> [TASK INSTRUCTIONS] Update the items below so that every "colorbar-label" becomes "scale-label", leaving everything else unchanged. Reproduce them without the pictures.

> [ENTRIES SHOWN]
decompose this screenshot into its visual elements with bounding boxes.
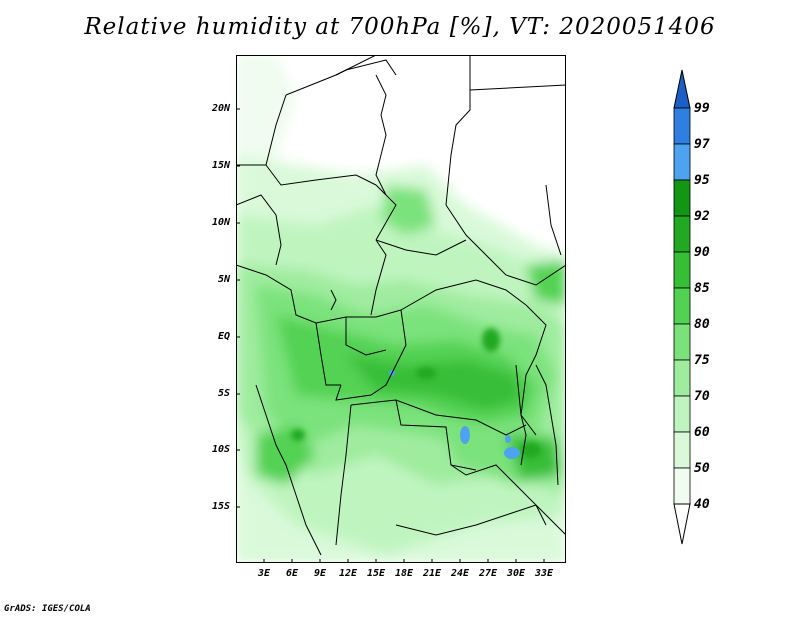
map-frame (236, 55, 566, 563)
colorbar-label: 95 (694, 173, 710, 188)
colorbar-segment (673, 359, 691, 397)
lon-tick-label: 12E (338, 568, 358, 579)
colorbar-bottom-arrow (673, 503, 691, 545)
lon-tick-label: 15E (366, 568, 386, 579)
colorbar-segment (673, 395, 691, 433)
colorbar-label: 40 (694, 497, 710, 512)
colorbar-label: 75 (694, 353, 710, 368)
lon-tick-label: 30E (506, 568, 526, 579)
colorbar-label: 70 (694, 389, 710, 404)
colorbar-segment (673, 251, 691, 289)
colorbar-label: 90 (694, 245, 710, 260)
colorbar-label: 50 (694, 461, 710, 476)
lat-tick-label: EQ (217, 331, 230, 342)
colorbar-label: 80 (694, 317, 710, 332)
colorbar-label: 97 (694, 137, 710, 152)
lon-tick-label: 21E (422, 568, 442, 579)
lat-tick-label: 20N (211, 103, 230, 114)
lat-tick-label: 5N (217, 274, 230, 285)
lon-tick-label: 27E (478, 568, 498, 579)
humidity-map (236, 55, 566, 563)
lon-tick-label: 6E (285, 568, 299, 579)
lat-tick-label: 10S (211, 444, 230, 455)
colorbar-segment (673, 323, 691, 361)
colorbar-segment (673, 215, 691, 253)
country-borders (236, 55, 566, 556)
credit-text: GrADS: IGES/COLA (4, 604, 91, 614)
colorbar-label: 60 (694, 425, 710, 440)
lat-tick-label: 10N (211, 217, 230, 228)
colorbar (673, 69, 691, 545)
lat-tick-label: 15S (211, 501, 230, 512)
map-title: Relative humidity at 700hPa [%], VT: 202… (84, 14, 716, 40)
lon-tick-label: 24E (450, 568, 470, 579)
lon-tick-label: 9E (313, 568, 327, 579)
colorbar-top-arrow (673, 69, 691, 109)
humidity-shading (236, 55, 566, 563)
humidity-blue-spots (389, 370, 520, 459)
colorbar-segment (673, 107, 691, 145)
colorbar-label: 92 (694, 209, 710, 224)
colorbar-segment (673, 287, 691, 325)
colorbar-label: 99 (694, 101, 710, 116)
lon-tick-label: 3E (257, 568, 271, 579)
map-tick-marks (236, 108, 545, 563)
colorbar-segment (673, 179, 691, 217)
lat-tick-label: 15N (211, 160, 230, 171)
lon-tick-label: 18E (394, 568, 414, 579)
lon-tick-label: 33E (534, 568, 554, 579)
colorbar-segment (673, 467, 691, 505)
colorbar-segment (673, 143, 691, 181)
humidity-peaks (291, 328, 541, 458)
colorbar-label: 85 (694, 281, 710, 296)
lat-tick-label: 5S (217, 388, 230, 399)
colorbar-segment (673, 431, 691, 469)
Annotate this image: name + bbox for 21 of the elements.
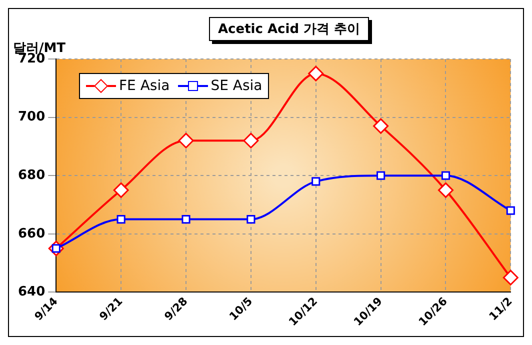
point	[243, 132, 259, 148]
point	[308, 66, 324, 82]
point	[312, 177, 320, 186]
legend-label: SE Asia	[210, 78, 262, 94]
point	[116, 215, 126, 224]
point	[113, 182, 129, 198]
point	[502, 270, 518, 286]
point	[246, 215, 256, 224]
point	[178, 132, 194, 148]
point	[506, 206, 515, 215]
legend-label: FE Asia	[119, 78, 170, 94]
y-tick-label: 700	[18, 110, 46, 125]
point	[441, 171, 450, 180]
point	[376, 171, 386, 180]
point	[438, 182, 454, 198]
y-tick-label: 640	[18, 284, 46, 300]
y-tick-label: 660	[18, 226, 46, 242]
point	[182, 215, 190, 224]
chart-title: Acetic Acid 가격 추이	[209, 17, 370, 41]
y-tick-label: 680	[18, 168, 46, 183]
point	[373, 118, 389, 134]
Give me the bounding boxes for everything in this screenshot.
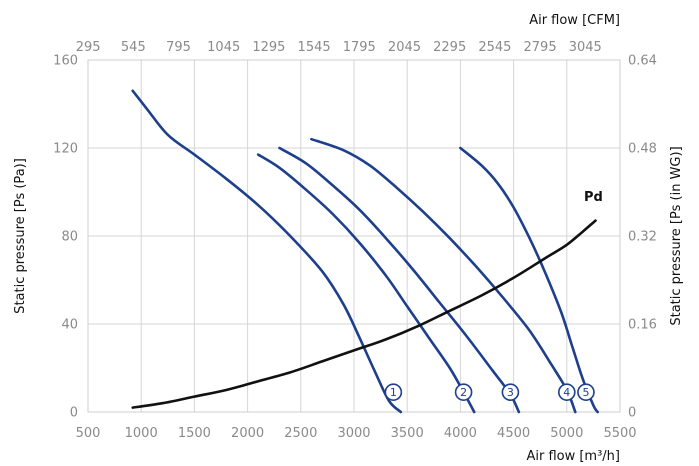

> [EXPECTED ANSWER]
decompose this screenshot into its visual elements with bounding boxes.
map-frame (236, 55, 566, 563)
scale-label: 95 (694, 173, 710, 188)
colorbar-segment (673, 359, 691, 397)
lon-tick-label: 12E (338, 568, 358, 579)
colorbar-bottom-arrow (673, 503, 691, 545)
lon-tick-label: 15E (366, 568, 386, 579)
colorbar-segment (673, 395, 691, 433)
scale-label: 40 (694, 497, 710, 512)
scale-label: 75 (694, 353, 710, 368)
lon-tick-label: 30E (506, 568, 526, 579)
scale-label: 70 (694, 389, 710, 404)
colorbar-segment (673, 251, 691, 289)
scale-label: 90 (694, 245, 710, 260)
scale-label: 50 (694, 461, 710, 476)
lat-tick-label: EQ (217, 331, 230, 342)
scale-label: 80 (694, 317, 710, 332)
scale-label: 97 (694, 137, 710, 152)
lon-tick-label: 21E (422, 568, 442, 579)
lat-tick-label: 20N (211, 103, 230, 114)
lat-tick-label: 5N (217, 274, 230, 285)
lon-tick-label: 27E (478, 568, 498, 579)
humidity-map (236, 55, 566, 563)
lon-tick-label: 6E (285, 568, 299, 579)
lat-tick-label: 10S (211, 444, 230, 455)
colorbar-segment (673, 323, 691, 361)
colorbar-segment (673, 215, 691, 253)
country-borders (236, 55, 566, 556)
credit-text: GrADS: IGES/COLA (4, 604, 91, 614)
scale-label: 60 (694, 425, 710, 440)
lat-tick-label: 10N (211, 217, 230, 228)
colorbar (673, 69, 691, 545)
lat-tick-label: 15S (211, 501, 230, 512)
map-title: Relative humidity at 700hPa [%], VT: 202… (84, 14, 716, 40)
lon-tick-label: 24E (450, 568, 470, 579)
lon-tick-label: 9E (313, 568, 327, 579)
colorbar-top-arrow (673, 69, 691, 109)
humidity-shading (236, 55, 566, 563)
humidity-blue-spots (389, 370, 520, 459)
colorbar-segment (673, 107, 691, 145)
scale-label: 92 (694, 209, 710, 224)
colorbar-segment (673, 287, 691, 325)
scale-label: 99 (694, 101, 710, 116)
lon-tick-label: 3E (257, 568, 271, 579)
map-tick-marks (236, 108, 545, 563)
colorbar-segment (673, 179, 691, 217)
lat-tick-label: 15N (211, 160, 230, 171)
lon-tick-label: 18E (394, 568, 414, 579)
lon-tick-label: 33E (534, 568, 554, 579)
colorbar-segment (673, 467, 691, 505)
colorbar-segment (673, 143, 691, 181)
humidity-peaks (291, 328, 541, 458)
scale-label: 85 (694, 281, 710, 296)
lat-tick-label: 5S (217, 388, 230, 399)
colorbar-segment (673, 431, 691, 469)
Annotate this image: name + bbox for 21 of the elements.
point	[243, 132, 259, 148]
point	[308, 66, 324, 82]
point	[312, 177, 320, 186]
legend-label: SE Asia	[210, 78, 262, 94]
point	[116, 215, 126, 224]
point	[113, 182, 129, 198]
point	[502, 270, 518, 286]
point	[246, 215, 256, 224]
point	[178, 132, 194, 148]
point	[506, 206, 515, 215]
legend-label: FE Asia	[119, 78, 170, 94]
y-tick-label: 700	[18, 110, 46, 125]
point	[441, 171, 450, 180]
point	[376, 171, 386, 180]
point	[438, 182, 454, 198]
y-tick-label: 640	[18, 284, 46, 300]
y-tick-label: 660	[18, 226, 46, 242]
point	[182, 215, 190, 224]
chart-title: Acetic Acid 가격 추이	[209, 17, 370, 41]
y-tick-label: 680	[18, 168, 46, 183]
point	[373, 118, 389, 134]
Give me the bounding boxes for everything in this screenshot.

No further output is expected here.